+++ SUPPLIED ENTRIES +++

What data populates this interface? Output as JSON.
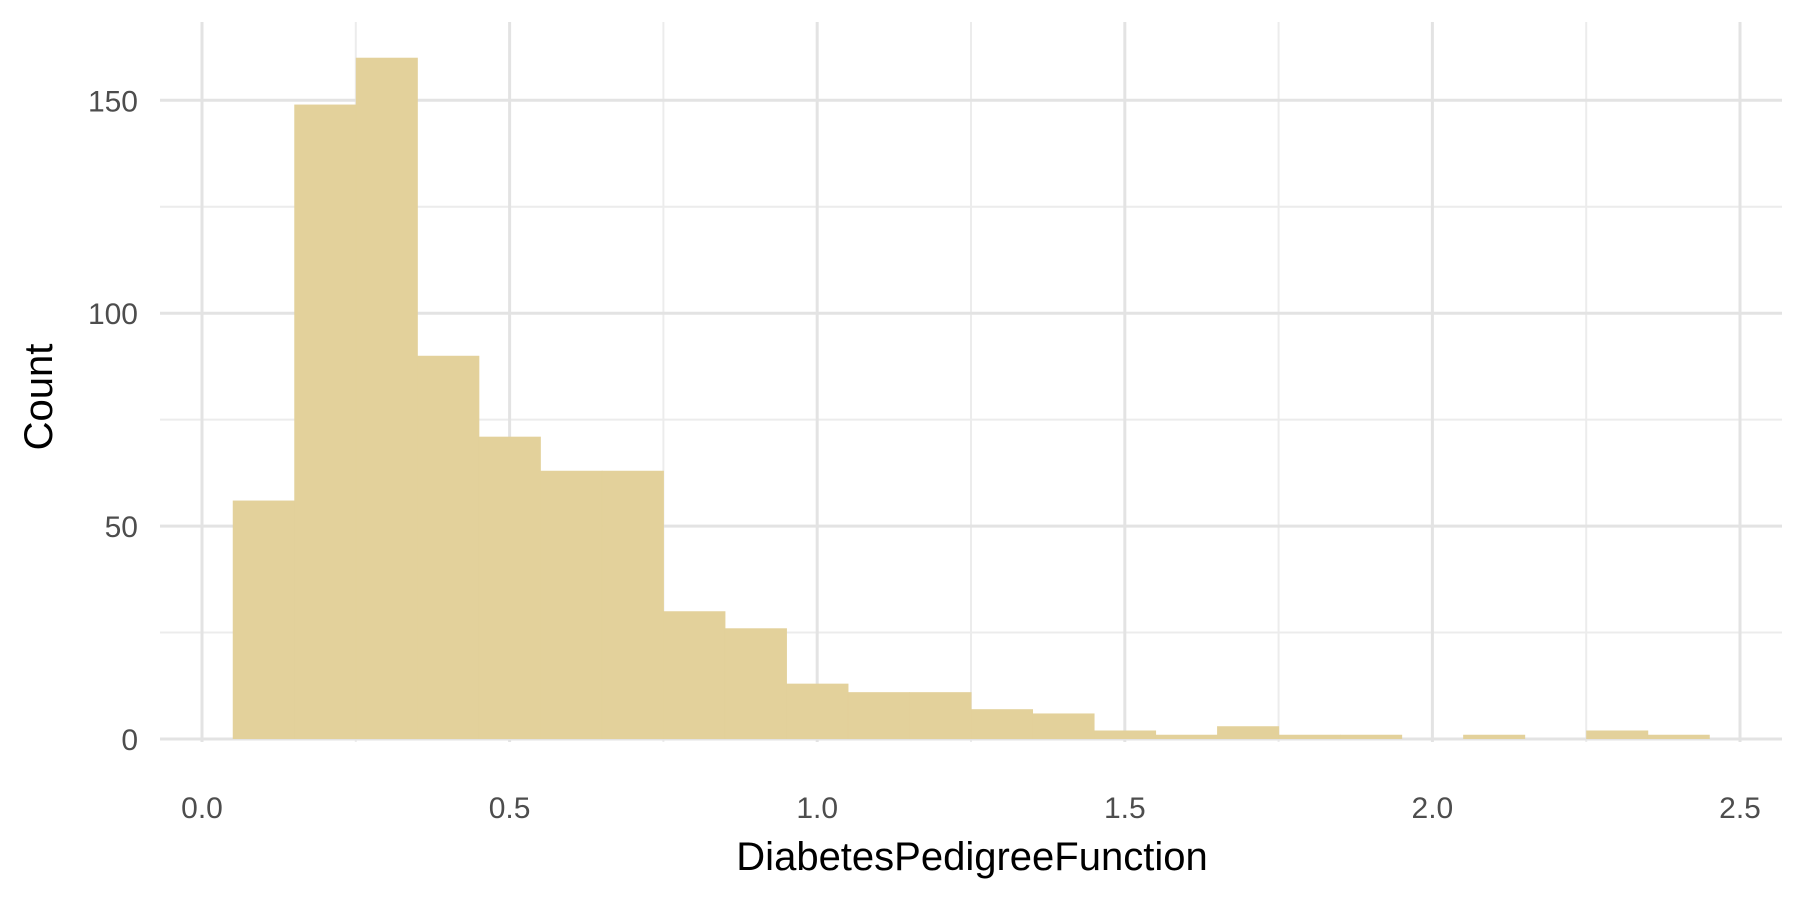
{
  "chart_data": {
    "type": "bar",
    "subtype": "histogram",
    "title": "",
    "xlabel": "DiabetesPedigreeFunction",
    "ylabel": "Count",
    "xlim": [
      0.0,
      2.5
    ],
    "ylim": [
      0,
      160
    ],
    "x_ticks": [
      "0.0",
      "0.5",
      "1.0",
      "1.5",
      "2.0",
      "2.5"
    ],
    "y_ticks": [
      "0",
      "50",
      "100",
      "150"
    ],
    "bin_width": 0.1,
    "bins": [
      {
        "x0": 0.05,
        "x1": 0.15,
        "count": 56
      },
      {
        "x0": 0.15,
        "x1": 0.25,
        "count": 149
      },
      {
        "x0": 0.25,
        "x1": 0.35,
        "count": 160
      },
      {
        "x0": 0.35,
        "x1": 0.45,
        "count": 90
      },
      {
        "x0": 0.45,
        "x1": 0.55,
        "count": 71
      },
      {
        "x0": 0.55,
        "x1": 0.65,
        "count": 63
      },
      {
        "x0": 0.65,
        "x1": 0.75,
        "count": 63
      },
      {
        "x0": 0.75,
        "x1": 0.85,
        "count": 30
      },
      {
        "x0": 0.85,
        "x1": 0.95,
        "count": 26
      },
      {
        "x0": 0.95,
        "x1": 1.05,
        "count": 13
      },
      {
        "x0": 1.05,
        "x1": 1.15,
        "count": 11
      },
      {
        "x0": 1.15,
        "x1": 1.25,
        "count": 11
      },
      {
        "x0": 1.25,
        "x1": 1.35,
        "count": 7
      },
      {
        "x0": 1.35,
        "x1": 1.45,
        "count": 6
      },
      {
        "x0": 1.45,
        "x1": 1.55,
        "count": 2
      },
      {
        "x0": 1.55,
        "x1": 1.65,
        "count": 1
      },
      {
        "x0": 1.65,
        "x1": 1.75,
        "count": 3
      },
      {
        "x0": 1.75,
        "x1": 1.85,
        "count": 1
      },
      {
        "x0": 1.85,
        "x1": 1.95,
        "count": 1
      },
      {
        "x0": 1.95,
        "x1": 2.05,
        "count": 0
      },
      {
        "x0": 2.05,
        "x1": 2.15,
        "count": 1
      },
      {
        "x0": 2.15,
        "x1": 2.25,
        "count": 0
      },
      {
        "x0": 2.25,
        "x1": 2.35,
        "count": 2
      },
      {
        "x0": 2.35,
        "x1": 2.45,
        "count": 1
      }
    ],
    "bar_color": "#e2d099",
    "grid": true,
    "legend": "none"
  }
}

+++
+++ SUPPLIED ENTRIES +++

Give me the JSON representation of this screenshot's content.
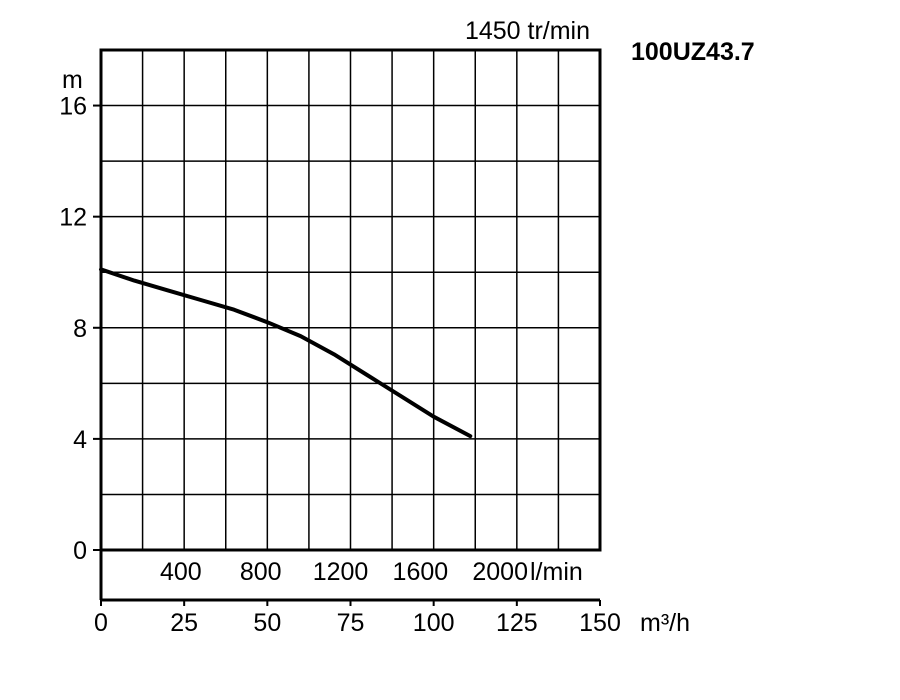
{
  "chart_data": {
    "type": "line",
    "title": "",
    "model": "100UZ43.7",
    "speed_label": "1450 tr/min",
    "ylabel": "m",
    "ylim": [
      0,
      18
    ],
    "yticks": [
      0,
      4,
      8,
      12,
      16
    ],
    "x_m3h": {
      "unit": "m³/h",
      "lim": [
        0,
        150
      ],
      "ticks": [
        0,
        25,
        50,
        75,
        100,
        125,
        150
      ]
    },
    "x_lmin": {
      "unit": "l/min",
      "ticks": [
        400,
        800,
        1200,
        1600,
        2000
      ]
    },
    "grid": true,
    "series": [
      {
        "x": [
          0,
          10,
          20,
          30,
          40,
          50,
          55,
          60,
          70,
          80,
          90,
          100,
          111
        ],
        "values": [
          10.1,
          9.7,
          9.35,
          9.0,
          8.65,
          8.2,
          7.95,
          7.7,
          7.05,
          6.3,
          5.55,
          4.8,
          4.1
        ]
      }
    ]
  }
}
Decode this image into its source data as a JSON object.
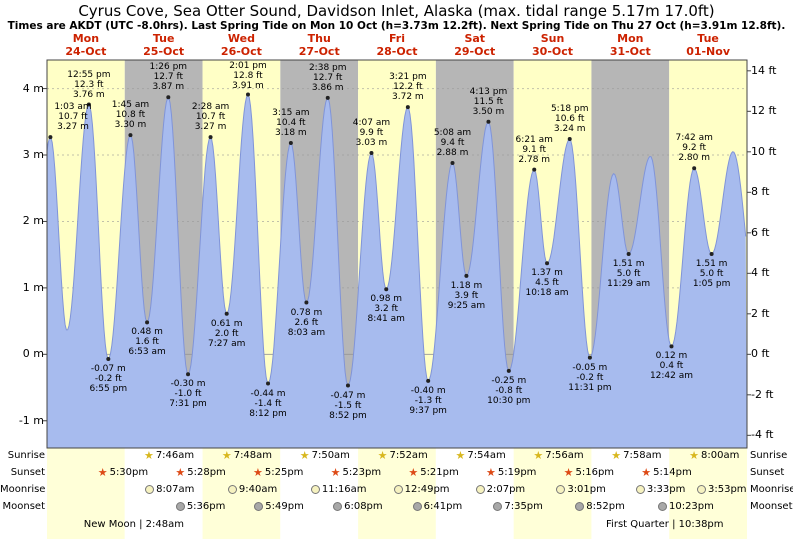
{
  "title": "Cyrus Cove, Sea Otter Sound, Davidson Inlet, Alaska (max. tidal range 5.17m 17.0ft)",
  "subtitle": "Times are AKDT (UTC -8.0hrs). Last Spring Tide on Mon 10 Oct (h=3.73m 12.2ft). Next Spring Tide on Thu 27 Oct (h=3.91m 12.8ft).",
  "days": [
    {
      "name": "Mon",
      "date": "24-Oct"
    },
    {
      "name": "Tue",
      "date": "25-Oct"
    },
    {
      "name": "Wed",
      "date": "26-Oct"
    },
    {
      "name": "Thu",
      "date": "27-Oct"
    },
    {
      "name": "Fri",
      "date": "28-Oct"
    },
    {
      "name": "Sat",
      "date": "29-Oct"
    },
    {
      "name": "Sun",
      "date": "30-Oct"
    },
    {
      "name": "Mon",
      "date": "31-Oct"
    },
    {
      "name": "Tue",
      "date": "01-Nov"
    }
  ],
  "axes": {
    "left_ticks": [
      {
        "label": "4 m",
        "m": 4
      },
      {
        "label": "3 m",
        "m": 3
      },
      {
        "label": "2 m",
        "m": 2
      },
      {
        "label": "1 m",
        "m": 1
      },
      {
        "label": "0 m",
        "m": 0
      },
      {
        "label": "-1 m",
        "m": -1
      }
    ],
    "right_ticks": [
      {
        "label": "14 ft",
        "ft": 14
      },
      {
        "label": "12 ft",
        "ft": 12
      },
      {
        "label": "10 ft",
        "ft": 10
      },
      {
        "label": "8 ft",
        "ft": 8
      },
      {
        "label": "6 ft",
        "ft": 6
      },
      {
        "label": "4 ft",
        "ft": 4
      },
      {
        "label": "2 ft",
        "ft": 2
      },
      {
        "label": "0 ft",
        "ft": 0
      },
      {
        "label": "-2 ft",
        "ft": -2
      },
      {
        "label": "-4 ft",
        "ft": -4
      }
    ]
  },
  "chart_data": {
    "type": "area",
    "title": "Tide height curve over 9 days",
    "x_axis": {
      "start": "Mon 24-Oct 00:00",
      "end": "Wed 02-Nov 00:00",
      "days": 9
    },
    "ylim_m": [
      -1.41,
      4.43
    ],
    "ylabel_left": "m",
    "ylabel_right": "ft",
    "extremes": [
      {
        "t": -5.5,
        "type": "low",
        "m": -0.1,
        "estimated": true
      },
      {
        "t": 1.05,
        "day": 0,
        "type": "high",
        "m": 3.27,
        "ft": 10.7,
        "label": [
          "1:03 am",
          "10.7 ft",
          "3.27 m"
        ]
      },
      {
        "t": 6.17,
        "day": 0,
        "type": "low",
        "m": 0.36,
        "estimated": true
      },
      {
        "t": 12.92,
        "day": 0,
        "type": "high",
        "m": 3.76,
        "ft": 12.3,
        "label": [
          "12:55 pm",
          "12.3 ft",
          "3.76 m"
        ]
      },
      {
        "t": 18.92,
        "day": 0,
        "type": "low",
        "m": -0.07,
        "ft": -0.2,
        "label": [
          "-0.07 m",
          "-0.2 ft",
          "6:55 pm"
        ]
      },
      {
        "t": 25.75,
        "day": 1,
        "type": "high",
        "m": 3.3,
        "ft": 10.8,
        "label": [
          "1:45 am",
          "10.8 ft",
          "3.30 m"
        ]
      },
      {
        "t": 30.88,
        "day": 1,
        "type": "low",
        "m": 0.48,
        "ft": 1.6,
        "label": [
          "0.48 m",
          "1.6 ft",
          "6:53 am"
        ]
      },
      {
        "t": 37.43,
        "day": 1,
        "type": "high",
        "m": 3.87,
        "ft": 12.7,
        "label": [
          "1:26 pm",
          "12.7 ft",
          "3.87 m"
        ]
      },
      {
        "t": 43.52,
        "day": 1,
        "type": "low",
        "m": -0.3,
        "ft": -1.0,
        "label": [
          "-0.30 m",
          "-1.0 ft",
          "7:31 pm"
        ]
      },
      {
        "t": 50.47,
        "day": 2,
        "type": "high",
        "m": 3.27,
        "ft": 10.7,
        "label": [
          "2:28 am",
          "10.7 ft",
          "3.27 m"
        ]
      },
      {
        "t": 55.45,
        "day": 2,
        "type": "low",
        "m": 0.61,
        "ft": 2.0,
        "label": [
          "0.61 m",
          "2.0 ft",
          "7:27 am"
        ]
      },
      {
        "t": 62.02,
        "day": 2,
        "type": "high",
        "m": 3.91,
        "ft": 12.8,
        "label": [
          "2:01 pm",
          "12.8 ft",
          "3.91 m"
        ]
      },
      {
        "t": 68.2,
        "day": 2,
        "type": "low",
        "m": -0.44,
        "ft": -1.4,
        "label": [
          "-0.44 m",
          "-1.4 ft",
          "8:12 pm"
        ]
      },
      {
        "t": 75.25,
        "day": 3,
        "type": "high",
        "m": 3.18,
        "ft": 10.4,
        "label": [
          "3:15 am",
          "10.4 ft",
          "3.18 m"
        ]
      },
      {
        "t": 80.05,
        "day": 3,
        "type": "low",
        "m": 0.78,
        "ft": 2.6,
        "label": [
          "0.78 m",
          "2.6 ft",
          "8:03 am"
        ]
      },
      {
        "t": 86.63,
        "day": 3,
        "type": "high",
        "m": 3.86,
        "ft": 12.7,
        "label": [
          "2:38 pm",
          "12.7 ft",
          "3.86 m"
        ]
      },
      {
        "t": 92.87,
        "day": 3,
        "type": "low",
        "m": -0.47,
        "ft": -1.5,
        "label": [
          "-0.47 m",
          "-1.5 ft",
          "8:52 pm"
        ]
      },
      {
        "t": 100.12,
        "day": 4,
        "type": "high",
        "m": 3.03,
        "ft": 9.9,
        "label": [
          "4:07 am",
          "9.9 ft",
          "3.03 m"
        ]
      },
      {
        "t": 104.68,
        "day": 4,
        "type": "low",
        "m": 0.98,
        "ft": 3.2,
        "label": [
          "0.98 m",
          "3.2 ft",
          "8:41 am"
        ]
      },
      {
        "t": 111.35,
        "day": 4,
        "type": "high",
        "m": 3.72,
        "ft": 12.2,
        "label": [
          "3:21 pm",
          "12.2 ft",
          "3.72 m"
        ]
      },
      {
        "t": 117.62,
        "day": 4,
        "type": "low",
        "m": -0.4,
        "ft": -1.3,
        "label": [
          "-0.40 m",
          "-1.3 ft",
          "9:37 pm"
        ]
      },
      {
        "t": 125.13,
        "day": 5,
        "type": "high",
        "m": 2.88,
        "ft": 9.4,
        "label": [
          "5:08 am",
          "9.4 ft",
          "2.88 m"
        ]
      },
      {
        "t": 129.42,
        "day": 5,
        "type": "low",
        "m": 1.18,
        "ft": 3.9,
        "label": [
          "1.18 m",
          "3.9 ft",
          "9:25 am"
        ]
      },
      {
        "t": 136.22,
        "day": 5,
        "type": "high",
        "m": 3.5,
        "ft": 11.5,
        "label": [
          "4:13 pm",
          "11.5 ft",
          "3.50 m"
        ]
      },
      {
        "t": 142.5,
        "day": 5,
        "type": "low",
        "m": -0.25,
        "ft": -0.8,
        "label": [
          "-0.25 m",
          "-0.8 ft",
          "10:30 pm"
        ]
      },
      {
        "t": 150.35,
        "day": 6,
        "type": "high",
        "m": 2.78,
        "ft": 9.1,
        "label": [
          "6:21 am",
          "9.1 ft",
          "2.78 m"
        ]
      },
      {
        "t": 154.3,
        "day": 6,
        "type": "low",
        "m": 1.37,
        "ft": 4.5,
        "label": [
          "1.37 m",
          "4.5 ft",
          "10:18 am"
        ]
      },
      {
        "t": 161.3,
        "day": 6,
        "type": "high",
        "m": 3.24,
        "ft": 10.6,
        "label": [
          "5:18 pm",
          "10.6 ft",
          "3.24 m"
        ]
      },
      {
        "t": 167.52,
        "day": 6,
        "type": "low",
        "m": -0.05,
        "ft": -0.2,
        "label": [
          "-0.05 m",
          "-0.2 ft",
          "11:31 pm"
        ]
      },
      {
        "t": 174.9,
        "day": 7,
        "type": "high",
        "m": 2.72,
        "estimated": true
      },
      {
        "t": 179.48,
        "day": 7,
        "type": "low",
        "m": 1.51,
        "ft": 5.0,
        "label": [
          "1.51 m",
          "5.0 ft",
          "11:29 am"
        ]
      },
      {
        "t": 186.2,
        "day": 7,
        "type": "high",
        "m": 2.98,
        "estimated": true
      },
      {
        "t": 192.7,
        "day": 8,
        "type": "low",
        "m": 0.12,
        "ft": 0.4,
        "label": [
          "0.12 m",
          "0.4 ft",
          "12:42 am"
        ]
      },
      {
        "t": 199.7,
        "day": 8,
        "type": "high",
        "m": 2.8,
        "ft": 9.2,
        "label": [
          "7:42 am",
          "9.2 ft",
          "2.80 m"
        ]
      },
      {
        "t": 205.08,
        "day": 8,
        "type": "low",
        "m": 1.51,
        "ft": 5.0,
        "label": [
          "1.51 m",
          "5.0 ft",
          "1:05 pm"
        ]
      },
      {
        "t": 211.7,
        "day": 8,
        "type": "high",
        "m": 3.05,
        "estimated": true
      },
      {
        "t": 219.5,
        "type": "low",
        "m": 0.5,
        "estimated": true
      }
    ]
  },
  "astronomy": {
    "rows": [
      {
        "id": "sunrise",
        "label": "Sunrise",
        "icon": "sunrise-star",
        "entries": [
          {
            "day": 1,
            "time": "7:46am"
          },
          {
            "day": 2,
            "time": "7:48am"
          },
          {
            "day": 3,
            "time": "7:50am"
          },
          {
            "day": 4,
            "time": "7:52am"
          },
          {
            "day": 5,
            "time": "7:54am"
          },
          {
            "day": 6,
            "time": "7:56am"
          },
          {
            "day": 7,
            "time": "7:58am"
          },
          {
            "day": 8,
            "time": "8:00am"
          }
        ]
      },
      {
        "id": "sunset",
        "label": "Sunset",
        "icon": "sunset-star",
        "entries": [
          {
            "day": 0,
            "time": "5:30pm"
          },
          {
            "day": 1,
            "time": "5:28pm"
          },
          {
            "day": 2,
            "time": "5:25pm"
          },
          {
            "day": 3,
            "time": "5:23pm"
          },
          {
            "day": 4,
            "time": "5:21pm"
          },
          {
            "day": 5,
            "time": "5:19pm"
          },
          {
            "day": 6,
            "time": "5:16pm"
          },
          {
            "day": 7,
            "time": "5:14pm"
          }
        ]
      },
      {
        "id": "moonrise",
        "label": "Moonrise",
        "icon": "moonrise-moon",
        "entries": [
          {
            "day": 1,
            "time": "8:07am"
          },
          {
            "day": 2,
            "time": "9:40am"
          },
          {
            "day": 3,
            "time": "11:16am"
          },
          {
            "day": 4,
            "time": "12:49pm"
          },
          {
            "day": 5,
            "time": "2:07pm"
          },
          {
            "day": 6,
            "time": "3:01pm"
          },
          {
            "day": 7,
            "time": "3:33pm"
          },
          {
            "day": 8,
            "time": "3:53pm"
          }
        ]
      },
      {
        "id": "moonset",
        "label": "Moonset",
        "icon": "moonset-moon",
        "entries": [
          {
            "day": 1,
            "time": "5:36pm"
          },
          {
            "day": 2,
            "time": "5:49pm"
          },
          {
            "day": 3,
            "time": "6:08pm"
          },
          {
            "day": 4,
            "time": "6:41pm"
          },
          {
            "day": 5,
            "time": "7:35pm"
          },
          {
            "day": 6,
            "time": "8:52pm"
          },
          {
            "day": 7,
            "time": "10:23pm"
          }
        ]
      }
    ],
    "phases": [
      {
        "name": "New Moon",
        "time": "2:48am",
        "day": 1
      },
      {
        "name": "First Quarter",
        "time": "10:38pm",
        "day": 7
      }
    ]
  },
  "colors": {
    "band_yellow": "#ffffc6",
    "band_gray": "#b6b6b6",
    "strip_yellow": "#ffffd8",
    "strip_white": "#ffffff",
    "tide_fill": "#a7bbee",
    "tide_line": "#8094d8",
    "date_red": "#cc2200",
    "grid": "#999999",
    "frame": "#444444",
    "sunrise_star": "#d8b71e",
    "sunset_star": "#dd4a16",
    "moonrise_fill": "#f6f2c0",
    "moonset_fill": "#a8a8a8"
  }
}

+++

### TASK OBJECTIVE:
Every line of the listing that holds "days" should be found and copied.

### RESULT OF THE TASK:
  "days": [
    "title": "Tide height curve over 9 days",
      "days": 9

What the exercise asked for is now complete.